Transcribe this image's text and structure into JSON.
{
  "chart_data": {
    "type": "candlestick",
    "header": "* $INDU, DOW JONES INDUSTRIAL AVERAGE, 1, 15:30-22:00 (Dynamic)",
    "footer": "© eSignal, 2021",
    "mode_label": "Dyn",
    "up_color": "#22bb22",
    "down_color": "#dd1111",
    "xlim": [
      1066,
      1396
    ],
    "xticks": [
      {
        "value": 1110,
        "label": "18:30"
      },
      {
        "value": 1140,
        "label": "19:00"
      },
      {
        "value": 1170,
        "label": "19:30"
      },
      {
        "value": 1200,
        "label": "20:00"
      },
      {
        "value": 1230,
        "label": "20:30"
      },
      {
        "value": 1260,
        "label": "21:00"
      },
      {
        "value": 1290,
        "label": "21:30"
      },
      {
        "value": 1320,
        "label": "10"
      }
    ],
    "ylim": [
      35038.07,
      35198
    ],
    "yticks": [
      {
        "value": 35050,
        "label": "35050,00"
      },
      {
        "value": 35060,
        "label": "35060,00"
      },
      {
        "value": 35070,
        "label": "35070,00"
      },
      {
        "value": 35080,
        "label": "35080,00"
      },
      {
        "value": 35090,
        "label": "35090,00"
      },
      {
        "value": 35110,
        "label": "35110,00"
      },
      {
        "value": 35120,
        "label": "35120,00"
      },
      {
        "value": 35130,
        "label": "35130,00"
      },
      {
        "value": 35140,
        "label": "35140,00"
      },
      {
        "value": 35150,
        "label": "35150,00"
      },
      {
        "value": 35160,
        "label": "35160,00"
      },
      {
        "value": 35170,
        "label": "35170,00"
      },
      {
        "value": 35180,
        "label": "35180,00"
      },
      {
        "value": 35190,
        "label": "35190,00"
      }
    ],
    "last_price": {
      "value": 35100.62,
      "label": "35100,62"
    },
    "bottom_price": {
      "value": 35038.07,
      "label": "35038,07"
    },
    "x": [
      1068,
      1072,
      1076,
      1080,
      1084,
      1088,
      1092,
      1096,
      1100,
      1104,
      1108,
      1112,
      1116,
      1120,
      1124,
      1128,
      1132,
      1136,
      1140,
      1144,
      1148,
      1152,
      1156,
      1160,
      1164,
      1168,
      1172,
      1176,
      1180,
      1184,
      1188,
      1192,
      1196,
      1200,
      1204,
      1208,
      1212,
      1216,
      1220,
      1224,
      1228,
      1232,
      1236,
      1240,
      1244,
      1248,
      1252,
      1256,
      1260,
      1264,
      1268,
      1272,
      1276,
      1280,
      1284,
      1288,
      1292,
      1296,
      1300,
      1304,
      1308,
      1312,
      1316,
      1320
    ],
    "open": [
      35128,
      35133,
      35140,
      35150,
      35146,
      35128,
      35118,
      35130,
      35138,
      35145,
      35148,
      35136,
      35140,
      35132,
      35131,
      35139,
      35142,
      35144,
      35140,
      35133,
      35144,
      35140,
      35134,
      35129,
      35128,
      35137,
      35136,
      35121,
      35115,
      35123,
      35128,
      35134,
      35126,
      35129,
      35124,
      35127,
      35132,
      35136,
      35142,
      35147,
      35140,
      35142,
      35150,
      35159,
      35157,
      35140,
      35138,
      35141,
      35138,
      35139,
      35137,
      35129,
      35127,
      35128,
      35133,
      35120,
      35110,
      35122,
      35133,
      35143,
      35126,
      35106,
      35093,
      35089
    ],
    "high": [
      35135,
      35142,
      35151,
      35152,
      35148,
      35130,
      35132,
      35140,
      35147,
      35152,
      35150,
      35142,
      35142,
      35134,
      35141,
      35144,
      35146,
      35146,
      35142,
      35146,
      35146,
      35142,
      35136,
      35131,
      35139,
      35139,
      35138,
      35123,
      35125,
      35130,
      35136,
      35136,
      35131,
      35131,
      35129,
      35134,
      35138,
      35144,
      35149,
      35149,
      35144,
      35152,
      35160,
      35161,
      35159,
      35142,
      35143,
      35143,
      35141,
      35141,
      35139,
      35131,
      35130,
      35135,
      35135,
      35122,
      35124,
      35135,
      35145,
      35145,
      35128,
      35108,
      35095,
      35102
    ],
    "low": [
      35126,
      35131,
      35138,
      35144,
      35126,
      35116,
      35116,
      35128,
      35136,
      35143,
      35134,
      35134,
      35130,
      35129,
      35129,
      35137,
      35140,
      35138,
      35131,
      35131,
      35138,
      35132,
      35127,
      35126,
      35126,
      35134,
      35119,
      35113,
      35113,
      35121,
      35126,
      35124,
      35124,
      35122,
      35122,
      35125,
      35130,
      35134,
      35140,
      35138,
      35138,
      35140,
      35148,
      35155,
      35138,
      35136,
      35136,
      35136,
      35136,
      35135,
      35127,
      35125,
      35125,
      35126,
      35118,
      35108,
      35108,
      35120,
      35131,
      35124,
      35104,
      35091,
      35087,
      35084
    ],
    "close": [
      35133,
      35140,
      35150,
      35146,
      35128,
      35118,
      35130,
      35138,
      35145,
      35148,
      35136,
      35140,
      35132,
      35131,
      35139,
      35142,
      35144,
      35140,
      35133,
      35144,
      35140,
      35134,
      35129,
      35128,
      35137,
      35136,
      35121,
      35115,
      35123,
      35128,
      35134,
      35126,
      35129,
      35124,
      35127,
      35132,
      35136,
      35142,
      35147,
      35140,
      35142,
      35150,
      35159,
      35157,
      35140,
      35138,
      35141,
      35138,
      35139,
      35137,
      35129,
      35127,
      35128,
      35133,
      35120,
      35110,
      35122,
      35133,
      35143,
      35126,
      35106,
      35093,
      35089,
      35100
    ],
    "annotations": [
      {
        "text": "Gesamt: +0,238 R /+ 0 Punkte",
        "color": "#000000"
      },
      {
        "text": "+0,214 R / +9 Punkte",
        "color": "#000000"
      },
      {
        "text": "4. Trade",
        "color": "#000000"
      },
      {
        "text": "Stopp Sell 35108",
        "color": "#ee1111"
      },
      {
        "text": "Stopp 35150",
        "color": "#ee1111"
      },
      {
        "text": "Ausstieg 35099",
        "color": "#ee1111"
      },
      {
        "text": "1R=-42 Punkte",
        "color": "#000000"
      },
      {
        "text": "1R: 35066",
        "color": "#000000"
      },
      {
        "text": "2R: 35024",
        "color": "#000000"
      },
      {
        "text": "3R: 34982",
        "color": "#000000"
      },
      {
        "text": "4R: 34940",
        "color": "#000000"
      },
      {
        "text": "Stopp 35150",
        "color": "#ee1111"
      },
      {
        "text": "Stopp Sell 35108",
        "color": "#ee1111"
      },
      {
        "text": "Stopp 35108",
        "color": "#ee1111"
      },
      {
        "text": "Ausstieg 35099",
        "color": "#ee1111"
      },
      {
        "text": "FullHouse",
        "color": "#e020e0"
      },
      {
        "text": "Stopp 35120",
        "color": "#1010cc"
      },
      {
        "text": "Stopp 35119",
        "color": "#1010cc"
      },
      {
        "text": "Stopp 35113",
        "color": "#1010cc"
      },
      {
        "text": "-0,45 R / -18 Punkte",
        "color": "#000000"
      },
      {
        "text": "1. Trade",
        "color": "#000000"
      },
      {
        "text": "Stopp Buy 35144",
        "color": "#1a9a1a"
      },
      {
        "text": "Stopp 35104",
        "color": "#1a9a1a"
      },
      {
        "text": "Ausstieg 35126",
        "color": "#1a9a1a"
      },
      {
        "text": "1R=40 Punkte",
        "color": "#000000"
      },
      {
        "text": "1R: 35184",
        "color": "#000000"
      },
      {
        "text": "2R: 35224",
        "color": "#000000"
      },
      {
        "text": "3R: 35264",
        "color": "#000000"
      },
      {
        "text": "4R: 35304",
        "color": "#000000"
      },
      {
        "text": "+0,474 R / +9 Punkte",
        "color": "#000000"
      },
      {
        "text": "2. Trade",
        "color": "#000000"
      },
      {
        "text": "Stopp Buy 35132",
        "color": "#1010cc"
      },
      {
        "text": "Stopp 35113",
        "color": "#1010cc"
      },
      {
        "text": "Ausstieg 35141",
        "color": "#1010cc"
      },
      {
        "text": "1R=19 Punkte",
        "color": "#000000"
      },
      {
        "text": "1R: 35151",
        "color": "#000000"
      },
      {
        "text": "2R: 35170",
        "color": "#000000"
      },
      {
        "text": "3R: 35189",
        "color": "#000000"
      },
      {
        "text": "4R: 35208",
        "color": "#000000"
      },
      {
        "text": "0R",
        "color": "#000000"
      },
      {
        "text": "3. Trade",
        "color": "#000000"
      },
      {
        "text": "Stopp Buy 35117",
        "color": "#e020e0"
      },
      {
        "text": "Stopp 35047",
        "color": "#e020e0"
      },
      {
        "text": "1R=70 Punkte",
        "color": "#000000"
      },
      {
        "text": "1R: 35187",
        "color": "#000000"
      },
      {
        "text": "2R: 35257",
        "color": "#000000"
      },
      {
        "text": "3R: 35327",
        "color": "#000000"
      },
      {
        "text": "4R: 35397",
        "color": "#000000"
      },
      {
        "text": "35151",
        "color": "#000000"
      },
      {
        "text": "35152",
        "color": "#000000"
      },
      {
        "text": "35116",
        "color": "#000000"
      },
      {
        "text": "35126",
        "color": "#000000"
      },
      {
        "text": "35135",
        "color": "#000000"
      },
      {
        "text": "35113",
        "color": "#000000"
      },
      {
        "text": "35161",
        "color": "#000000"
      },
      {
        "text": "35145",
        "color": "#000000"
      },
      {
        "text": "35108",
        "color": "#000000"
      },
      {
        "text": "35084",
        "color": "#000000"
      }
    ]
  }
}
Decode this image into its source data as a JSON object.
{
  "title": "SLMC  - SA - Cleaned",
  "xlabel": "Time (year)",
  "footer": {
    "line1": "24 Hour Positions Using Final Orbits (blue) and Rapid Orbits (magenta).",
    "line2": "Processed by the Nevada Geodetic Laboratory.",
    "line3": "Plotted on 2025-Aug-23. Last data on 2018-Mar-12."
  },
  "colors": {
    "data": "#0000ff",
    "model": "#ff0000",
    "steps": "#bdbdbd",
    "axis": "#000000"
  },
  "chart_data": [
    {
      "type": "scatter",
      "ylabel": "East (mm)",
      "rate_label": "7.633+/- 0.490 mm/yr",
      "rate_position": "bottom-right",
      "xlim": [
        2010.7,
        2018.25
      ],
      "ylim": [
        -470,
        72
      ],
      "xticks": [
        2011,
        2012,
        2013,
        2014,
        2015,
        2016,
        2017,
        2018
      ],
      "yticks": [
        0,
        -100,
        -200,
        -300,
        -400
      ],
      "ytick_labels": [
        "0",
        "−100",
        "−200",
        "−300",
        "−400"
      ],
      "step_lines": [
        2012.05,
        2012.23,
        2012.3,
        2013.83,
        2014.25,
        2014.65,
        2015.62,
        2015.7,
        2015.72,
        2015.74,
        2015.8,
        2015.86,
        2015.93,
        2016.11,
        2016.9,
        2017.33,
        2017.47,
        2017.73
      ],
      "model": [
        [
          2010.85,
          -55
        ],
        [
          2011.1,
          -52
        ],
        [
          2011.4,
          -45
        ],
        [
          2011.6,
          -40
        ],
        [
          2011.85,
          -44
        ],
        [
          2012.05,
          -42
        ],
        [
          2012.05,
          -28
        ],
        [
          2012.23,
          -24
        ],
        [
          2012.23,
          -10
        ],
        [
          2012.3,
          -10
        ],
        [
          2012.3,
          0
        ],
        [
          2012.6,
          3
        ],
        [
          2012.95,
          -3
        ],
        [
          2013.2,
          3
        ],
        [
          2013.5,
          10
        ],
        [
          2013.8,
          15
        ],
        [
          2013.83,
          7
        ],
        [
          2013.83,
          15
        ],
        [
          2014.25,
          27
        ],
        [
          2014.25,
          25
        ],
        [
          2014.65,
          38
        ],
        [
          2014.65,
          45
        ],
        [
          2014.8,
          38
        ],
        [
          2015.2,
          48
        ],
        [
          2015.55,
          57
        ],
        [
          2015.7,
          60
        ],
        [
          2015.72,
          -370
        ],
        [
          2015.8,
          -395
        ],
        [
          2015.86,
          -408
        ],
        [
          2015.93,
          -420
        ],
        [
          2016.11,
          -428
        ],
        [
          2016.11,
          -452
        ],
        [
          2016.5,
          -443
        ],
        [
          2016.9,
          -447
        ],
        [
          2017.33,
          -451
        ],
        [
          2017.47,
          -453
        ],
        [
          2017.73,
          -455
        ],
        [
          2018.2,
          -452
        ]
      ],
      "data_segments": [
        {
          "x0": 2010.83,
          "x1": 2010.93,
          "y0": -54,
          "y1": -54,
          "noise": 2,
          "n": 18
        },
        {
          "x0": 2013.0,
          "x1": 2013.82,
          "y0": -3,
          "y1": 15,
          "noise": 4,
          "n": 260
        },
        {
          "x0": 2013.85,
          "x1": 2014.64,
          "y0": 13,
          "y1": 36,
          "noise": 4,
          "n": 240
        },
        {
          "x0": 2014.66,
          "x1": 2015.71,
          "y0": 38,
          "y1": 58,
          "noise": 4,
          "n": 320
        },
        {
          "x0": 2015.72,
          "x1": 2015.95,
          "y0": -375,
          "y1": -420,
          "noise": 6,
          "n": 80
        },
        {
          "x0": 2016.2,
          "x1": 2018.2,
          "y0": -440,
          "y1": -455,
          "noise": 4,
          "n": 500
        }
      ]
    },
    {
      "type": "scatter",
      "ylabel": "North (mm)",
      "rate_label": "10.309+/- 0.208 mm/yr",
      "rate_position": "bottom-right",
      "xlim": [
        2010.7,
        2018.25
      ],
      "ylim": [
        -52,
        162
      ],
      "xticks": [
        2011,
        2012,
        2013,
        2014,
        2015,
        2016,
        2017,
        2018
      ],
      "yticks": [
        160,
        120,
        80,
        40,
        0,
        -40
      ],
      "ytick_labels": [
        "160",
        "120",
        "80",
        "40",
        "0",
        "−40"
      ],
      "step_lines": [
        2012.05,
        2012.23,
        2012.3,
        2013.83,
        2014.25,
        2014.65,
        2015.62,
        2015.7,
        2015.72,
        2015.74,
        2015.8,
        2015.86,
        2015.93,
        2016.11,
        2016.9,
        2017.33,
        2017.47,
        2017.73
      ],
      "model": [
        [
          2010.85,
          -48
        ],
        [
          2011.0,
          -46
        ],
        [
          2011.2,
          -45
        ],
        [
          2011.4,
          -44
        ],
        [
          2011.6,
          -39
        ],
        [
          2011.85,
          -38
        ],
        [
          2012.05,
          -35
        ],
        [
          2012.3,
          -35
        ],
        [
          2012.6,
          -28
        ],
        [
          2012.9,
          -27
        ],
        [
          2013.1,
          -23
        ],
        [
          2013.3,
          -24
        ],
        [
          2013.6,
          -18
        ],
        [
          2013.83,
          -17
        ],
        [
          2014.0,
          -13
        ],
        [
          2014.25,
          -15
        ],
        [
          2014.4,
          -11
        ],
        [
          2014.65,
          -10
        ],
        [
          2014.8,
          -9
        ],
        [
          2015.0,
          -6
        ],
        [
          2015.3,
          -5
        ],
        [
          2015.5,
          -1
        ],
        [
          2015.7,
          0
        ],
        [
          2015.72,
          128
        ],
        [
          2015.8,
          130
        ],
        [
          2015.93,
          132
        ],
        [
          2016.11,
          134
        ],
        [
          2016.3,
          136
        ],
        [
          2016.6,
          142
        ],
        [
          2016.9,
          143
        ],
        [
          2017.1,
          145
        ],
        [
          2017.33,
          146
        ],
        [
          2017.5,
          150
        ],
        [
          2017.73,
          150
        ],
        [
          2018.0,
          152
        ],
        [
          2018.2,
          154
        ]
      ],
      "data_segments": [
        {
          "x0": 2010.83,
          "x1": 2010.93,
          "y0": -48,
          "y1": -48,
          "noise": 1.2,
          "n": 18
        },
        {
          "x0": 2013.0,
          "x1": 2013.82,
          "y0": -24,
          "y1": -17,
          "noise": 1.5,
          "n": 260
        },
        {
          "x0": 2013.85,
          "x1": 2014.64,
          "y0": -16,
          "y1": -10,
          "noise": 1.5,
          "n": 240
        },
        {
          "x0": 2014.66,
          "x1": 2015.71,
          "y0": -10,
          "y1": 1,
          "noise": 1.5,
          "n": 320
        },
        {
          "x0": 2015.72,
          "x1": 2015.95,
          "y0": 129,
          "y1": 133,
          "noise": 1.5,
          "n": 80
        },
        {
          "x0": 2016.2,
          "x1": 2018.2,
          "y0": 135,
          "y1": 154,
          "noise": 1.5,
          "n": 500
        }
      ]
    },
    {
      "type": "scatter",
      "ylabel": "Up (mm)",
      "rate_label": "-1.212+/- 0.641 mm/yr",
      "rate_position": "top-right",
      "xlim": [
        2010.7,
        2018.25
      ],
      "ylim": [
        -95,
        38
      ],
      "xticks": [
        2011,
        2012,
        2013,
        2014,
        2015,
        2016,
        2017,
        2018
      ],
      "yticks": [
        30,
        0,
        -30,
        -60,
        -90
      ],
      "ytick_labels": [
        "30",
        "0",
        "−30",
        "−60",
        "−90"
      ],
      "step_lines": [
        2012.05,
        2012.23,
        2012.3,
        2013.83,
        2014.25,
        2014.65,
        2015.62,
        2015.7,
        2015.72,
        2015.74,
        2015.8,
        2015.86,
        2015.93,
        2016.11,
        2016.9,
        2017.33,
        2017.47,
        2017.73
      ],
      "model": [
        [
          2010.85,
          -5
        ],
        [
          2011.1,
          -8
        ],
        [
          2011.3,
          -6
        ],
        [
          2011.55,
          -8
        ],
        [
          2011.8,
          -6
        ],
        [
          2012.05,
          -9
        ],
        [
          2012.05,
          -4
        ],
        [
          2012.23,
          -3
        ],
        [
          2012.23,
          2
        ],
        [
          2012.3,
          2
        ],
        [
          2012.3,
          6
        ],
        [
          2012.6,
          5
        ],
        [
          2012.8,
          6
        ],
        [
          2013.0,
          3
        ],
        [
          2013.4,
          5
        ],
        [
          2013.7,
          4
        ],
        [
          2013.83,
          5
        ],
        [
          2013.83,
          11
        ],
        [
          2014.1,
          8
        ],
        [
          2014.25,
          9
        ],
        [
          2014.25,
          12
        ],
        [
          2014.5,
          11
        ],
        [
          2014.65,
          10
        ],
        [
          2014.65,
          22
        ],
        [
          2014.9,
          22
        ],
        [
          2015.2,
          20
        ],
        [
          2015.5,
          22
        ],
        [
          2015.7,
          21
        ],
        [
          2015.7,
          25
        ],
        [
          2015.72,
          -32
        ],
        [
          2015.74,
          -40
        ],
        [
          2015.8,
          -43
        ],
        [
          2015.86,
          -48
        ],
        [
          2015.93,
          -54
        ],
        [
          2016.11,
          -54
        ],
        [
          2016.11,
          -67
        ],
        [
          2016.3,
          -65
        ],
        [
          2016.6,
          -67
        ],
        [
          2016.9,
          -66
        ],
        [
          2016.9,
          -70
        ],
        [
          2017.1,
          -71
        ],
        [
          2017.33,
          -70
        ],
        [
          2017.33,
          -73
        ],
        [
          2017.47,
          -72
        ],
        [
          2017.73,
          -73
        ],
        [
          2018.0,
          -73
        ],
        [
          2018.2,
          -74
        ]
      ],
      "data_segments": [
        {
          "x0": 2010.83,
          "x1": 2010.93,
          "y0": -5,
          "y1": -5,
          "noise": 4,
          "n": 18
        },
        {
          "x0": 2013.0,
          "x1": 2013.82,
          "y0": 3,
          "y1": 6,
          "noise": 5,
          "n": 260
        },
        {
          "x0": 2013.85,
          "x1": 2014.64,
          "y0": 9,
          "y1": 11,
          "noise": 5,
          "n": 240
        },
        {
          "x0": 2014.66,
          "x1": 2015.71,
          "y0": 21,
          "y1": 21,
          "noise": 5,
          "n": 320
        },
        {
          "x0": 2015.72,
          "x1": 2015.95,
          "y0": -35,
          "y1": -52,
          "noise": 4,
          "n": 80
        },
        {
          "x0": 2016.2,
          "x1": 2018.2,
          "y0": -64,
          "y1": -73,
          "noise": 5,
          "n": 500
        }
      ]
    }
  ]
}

━━━━━━━━━━━━━━━━━━━━

Work to complete.
From the data above, show each line that contains "ylabel".

Full answer.
      "ylabel": "East (mm)",
      "ylabel": "North (mm)",
      "ylabel": "Up (mm)",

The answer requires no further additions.